Sobre
Puertas y Fronteras
Cuando
me disponía a escribir esta pequeña reflexión sobre las actitudes de los
cristianos ante la inmigración, se me viene a la memoria el texto en el que
Jesús dice: “Yo soy la Puerta, quien
entre por mí se salvará” (Jn 10,9). Los
inmigrantes que llegan a nuestro país se encuentran, normalmente, con muchas
vallas y con pocas puertas. Parece como si, en muchas ocasiones, les hubiéramos
cerrado la puerta, tanto de nuestro corazón como de nuestra legislación.
Ciertamente los cristianos y los grupos de Iglesia están, en muchas ocasiones,
en la vanguardia de la solidaridad con los inmigrantes, pero siguen
observándose en nuestras parroquias y grupos prejuicios y reticencias,
actitudes que intentan cerrar toda entrada a los inmigrantes en nuestra
convivencia cotidiana, y que justifican un recelo ante los inmigrantes que ni
siquiera es razonable.
Del recelo a la acogida.
La
primera situación que vive un inmigrante en la tierra a la que llega es la de
la soledad y la desprotección. Sobre todo cuando la familia que quedó en su
país no puede ofrecerle ayuda económica en la distancia; sino, más bien al
contrario, espera como “agua de mayo” la ayuda que él pueda enviar. Entre
nosotros se encuentran hombres y mujeres que han tenido que dejar a su familia
y a sus hijos a miles de kilómetros de distancia. Algunas tienen que estar años
sin poder abrazar a sus hijos para poder mandarles el sustento económico necesario mes tras mes.

**Consigna:** Retoma el texto sobre los cristianos y la inmigración y continúalo a partir de su última oración. Los registros son un material independiente del texto sobre los cristianos y la inmigración.

**Datos proporcionados:**
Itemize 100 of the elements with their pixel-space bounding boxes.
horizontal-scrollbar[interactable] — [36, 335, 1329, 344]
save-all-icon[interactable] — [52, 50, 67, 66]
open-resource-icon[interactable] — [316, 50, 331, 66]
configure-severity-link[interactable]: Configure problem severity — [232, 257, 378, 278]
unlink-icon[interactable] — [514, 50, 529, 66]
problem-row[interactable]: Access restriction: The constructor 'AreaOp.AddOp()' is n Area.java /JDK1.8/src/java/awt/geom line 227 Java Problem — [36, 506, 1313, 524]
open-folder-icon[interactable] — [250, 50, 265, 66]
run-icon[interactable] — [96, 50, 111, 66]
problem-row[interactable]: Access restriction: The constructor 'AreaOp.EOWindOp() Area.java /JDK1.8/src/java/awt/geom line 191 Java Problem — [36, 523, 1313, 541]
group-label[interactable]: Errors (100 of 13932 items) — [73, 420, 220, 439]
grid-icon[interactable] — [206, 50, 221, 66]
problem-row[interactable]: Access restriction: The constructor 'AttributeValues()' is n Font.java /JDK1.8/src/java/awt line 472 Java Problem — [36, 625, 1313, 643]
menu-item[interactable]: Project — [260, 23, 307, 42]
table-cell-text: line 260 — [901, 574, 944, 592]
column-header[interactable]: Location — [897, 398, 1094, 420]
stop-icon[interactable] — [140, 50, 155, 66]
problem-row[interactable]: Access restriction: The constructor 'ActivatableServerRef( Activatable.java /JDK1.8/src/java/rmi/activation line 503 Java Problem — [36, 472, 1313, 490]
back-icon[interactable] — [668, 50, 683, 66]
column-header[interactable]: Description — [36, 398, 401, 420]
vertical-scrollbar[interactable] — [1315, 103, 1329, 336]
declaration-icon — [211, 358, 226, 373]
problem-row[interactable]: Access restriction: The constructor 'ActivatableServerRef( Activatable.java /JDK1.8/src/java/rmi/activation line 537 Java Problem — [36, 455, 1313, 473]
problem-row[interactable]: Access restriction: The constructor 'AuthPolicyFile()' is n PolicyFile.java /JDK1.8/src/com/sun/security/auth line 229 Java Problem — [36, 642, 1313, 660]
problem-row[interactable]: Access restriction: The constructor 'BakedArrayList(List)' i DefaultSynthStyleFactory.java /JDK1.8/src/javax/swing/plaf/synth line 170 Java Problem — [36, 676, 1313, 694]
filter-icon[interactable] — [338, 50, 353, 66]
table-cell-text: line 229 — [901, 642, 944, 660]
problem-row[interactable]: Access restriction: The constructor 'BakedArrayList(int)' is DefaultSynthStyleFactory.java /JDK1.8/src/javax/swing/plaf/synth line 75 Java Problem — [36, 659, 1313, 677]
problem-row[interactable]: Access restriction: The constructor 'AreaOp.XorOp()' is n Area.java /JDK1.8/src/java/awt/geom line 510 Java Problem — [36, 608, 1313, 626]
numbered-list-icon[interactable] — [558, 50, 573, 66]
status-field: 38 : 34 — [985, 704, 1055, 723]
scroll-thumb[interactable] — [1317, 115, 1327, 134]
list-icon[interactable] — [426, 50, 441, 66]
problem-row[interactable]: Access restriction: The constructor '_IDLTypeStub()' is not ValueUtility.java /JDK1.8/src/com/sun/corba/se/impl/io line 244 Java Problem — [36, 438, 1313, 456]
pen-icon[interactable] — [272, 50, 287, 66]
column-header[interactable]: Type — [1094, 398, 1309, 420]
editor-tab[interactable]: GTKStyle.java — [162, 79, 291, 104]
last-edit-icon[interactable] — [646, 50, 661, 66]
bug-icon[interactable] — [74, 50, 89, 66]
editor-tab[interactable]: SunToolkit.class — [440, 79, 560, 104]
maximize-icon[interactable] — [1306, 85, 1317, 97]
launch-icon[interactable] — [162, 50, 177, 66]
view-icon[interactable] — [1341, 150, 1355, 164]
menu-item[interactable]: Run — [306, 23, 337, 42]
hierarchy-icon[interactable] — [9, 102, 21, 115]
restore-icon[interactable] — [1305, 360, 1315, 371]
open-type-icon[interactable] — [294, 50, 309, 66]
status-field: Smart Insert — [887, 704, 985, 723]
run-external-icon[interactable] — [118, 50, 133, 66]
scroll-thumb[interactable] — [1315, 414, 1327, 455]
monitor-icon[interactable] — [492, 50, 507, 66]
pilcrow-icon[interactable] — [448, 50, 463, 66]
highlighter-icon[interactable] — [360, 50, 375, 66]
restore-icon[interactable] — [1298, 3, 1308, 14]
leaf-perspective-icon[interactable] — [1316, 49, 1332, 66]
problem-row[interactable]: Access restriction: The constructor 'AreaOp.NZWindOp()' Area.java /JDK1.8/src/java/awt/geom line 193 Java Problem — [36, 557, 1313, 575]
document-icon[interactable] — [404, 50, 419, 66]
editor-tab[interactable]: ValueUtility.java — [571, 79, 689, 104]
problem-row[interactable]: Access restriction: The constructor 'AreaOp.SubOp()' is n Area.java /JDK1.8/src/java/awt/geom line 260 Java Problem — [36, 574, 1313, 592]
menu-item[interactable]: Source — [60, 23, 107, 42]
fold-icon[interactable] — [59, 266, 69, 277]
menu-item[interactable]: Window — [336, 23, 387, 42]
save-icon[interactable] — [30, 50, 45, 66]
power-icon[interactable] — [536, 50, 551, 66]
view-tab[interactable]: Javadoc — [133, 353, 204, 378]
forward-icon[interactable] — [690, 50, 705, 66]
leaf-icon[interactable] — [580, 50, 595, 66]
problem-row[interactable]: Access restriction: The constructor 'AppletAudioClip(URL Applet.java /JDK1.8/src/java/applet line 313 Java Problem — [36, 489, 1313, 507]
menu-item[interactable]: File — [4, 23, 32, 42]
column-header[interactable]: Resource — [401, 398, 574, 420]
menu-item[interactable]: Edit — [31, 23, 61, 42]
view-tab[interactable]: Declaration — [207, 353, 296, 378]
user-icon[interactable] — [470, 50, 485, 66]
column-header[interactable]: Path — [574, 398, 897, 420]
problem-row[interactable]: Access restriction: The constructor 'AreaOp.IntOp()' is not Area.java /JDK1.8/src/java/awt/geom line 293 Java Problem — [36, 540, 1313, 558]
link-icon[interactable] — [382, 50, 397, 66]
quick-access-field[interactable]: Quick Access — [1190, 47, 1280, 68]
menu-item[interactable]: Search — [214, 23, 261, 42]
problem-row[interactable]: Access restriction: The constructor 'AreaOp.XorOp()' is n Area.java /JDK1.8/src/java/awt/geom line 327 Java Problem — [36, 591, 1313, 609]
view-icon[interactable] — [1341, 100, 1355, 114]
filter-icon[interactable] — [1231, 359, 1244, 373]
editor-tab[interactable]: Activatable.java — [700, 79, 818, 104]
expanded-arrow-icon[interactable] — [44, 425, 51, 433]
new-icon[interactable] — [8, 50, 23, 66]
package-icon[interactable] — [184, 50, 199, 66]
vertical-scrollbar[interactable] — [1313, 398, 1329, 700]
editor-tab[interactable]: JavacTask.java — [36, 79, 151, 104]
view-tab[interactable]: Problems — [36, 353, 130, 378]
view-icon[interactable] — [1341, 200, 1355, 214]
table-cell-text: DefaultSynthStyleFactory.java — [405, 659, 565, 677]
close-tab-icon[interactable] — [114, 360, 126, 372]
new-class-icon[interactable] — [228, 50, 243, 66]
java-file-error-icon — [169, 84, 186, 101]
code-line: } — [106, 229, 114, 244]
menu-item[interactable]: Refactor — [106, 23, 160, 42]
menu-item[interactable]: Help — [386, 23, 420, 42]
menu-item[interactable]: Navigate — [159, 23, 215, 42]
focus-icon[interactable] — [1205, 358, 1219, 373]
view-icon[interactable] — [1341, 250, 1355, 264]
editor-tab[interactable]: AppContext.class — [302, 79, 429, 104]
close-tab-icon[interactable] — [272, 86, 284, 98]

**Respuesta:**
Esa separación de la familia es muy dura y no la pueden consolar las relaciones
de amistad que aquí puedan fraguar.
Al
verse privados de la sólida red de solidaridad que representa la familia son
víctimas fáciles de abusos e injusticias en los contratos de trabajo o de
arrendamiento de alquiler. Muchachos trabajando 12 horas al día en la
hostelería y dados de alta en la seguridad social por 2 horas, y eso si tienen
la suerte de que les firmen algún tipo de contrato; infraviviendas, que ningún
nacional arrienda para vivir, por el deterioro de los saneamientos y la situación
general del piso, son las que tienen que aceptar; contratos para las temporadas
agrícolas sin ofrecerles el hospedaje que ordena el convenio, lo que les obliga
a vivir en chabolas de plástico y madera… Los abusos que nosotros no estamos
dispuestos a que nuestros hijos sufran, ellos no tienen más remedio que
asumirlos, porque no tienen la familia que los libre de ellos. Así pues, la
soledad del inmigrante no es solamente afectiva y personal, es también una
soledad y un desvalimiento social que los hace vulnerables a los abusos de
españoles sin conciencia, sin corazón.
Cuando
la persona inmigrante procede de países cuyo idioma es distinto del nuestro
(ucranios, chinos, subsaharianos, magrebíes, etc.), su situación de
desprotección se acentúa. No entienden lo que escuchan y tienden a aislarse y a
formar grupos de protección lo que hace más lento su proceso de integración.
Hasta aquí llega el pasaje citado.